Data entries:
──────────
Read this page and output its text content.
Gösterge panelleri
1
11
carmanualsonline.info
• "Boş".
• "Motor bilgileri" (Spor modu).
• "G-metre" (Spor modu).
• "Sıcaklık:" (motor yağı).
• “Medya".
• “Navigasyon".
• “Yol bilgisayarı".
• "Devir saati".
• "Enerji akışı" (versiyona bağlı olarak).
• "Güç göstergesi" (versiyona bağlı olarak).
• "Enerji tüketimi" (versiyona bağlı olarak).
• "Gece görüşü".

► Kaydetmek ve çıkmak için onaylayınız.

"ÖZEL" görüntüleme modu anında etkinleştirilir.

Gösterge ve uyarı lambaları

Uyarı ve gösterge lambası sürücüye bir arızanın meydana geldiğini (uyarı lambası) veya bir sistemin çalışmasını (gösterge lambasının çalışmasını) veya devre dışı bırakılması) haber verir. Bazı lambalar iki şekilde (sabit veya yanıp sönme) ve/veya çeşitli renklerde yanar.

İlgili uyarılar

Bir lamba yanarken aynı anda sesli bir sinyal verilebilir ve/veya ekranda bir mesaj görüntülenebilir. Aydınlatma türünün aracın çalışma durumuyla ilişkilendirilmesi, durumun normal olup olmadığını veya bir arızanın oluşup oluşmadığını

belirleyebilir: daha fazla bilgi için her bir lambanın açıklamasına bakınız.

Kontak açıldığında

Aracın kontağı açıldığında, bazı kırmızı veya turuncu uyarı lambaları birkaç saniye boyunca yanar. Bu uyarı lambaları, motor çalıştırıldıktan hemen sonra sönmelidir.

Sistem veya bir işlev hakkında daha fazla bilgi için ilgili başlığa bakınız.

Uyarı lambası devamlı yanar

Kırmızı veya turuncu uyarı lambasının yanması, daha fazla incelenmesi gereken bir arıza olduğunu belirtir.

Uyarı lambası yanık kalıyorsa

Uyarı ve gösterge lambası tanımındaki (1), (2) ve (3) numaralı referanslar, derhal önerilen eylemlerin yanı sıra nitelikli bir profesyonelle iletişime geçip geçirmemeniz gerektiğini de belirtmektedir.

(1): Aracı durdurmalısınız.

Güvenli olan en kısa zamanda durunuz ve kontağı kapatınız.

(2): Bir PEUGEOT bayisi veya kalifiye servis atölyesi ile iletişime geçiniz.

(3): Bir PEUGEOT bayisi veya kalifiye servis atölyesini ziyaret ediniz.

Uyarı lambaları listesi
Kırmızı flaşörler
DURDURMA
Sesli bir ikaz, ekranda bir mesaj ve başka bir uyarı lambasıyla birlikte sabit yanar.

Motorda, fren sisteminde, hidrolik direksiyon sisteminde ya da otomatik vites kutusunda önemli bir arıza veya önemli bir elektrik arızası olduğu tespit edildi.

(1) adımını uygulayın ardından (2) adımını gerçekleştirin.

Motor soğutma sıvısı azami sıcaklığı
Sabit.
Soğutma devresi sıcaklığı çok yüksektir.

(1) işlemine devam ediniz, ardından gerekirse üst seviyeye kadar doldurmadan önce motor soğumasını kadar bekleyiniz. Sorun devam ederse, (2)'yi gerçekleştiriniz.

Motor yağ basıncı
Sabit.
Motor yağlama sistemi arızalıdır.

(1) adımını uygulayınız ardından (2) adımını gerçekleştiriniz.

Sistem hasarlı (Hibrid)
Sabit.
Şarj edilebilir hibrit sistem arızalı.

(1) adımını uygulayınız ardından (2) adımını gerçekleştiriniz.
──────────
▶ _REQUIRED TASK_
Leave out every line without the string "sıcaklığı" and copy the rest.

▶ _COMPLETE RESPONSE_
Motor soğutma sıvısı azami sıcaklığı
Soğutma devresi sıcaklığı çok yüksektir.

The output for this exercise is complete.